%%

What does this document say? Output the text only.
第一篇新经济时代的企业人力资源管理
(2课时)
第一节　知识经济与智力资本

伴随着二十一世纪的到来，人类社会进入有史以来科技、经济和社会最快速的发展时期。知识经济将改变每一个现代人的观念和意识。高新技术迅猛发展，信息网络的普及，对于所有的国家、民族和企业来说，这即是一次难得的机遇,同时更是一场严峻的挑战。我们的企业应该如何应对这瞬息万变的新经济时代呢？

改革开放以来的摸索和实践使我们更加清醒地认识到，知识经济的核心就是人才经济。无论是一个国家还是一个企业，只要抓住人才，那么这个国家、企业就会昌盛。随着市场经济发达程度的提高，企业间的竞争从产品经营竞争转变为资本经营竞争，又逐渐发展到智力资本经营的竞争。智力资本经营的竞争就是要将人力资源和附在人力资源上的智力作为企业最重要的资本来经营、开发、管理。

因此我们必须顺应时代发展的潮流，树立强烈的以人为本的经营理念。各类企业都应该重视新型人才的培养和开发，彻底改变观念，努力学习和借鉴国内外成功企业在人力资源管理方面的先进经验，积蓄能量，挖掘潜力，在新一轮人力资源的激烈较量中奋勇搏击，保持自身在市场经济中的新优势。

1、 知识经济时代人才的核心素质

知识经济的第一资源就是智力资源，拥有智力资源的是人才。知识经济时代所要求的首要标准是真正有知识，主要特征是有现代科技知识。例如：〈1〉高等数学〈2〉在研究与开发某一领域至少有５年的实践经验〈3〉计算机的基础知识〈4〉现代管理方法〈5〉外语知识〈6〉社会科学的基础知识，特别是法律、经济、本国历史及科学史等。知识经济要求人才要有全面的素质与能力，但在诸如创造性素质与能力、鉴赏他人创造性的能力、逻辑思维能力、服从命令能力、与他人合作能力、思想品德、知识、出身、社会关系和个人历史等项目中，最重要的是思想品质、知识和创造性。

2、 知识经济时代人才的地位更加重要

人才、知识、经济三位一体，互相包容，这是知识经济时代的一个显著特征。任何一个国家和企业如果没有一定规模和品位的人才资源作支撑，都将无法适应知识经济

%%
%%

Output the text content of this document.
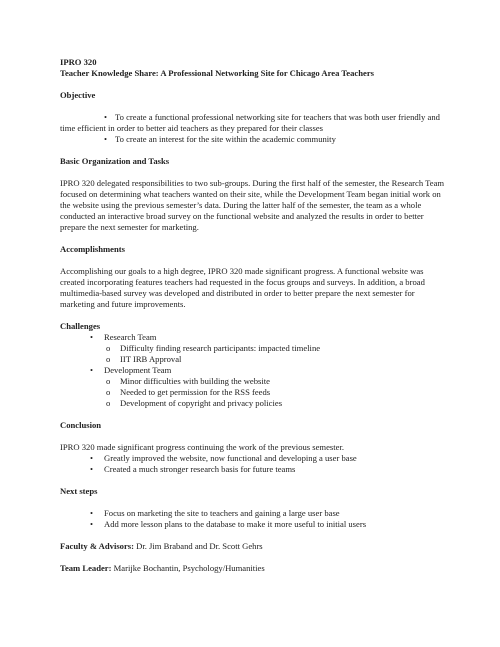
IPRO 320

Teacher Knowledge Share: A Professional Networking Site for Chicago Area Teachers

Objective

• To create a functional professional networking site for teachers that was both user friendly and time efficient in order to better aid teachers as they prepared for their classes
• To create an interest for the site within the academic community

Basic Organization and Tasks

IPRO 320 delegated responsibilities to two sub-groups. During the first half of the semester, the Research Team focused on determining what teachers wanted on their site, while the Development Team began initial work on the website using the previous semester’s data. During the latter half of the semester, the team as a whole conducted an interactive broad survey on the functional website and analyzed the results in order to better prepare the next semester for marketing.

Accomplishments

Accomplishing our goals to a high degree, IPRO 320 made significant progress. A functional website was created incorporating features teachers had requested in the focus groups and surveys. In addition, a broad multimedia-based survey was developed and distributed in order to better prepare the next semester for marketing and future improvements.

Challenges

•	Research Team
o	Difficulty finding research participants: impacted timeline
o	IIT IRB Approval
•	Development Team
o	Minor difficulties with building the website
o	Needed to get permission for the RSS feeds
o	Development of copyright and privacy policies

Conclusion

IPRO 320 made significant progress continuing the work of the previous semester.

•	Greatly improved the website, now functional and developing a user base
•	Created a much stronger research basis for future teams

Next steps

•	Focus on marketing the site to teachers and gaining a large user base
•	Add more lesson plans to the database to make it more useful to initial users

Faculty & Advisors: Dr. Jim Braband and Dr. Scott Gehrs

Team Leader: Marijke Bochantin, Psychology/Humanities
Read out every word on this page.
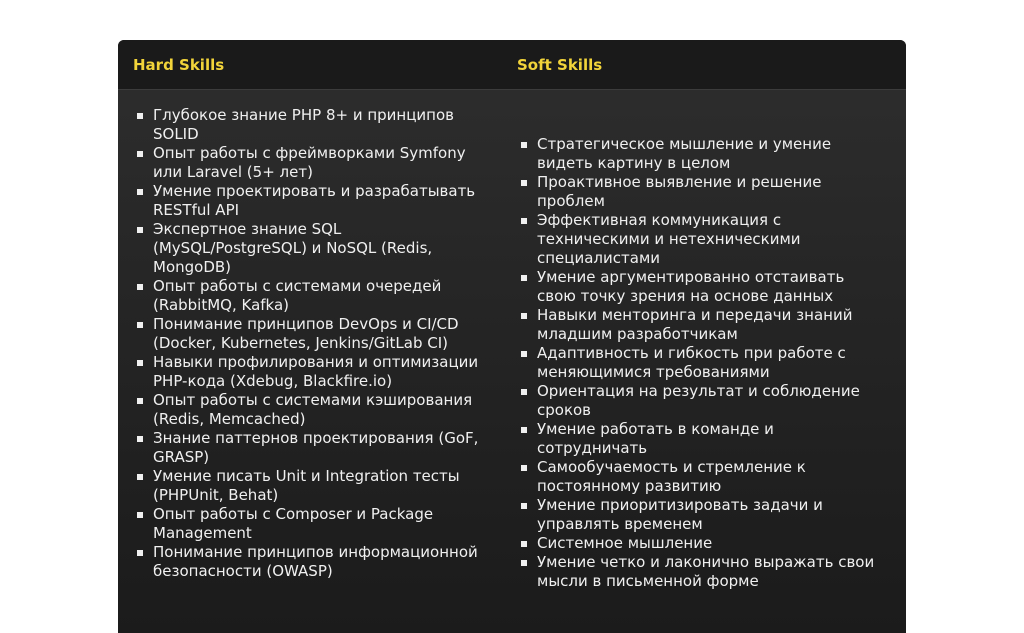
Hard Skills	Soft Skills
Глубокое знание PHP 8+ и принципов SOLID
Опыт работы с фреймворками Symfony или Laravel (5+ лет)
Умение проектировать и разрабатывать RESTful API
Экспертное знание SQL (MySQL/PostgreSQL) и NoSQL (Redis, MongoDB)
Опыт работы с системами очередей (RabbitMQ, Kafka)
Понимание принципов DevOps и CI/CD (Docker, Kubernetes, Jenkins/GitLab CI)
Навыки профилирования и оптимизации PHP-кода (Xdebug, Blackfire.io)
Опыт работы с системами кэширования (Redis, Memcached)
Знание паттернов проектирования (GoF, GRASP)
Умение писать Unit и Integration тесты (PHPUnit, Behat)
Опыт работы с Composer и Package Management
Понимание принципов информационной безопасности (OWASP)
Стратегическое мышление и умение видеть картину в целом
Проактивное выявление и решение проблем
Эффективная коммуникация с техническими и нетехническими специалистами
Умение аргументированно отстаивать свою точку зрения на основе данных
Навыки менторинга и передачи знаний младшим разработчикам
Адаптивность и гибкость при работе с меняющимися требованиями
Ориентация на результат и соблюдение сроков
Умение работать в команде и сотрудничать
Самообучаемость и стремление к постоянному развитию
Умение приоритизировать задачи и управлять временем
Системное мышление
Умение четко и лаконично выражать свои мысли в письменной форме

%%

> _Task directions_: Check each line of the data above for the string "made" and report only how many lines have it.

> _Answer to the exercise_: 2